Records from a dataset:
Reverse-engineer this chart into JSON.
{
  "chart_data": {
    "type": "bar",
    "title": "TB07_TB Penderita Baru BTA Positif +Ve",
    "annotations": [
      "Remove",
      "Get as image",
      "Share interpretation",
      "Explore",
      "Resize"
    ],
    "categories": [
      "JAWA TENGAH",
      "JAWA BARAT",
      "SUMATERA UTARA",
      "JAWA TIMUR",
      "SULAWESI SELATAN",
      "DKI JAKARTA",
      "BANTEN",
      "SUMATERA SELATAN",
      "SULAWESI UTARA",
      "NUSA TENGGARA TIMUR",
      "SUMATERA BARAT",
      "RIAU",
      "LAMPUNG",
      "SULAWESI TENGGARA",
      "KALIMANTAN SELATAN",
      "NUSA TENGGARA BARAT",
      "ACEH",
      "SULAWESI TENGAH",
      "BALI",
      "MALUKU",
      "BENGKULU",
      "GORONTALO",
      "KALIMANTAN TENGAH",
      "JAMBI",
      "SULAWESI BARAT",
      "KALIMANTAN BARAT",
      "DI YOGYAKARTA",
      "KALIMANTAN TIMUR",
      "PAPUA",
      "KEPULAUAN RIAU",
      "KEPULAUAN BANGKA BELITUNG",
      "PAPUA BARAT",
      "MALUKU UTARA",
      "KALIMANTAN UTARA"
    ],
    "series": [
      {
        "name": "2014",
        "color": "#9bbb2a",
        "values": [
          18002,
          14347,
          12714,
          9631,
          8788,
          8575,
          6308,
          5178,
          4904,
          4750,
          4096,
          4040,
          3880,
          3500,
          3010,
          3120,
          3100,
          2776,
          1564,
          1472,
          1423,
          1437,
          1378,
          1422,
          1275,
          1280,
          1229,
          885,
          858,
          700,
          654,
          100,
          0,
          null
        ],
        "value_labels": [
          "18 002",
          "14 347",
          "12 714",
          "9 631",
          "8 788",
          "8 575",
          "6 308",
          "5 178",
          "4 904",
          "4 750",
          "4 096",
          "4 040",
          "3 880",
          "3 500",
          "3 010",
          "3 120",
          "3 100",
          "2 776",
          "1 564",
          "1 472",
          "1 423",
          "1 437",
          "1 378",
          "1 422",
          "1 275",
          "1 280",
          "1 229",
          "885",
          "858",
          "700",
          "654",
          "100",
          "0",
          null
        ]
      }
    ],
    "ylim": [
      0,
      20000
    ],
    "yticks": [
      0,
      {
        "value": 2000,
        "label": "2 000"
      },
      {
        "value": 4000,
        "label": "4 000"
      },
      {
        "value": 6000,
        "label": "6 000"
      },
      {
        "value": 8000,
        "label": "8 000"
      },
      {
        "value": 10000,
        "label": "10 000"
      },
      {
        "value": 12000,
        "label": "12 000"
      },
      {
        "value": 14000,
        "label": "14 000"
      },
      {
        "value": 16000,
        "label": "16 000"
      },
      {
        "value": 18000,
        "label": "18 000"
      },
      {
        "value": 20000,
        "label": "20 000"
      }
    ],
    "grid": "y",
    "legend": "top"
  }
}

→ **Exercise objective**:
Go through the material above and count the lines that include "NUSA". Give the number alone.

→ **Problem solution**:
2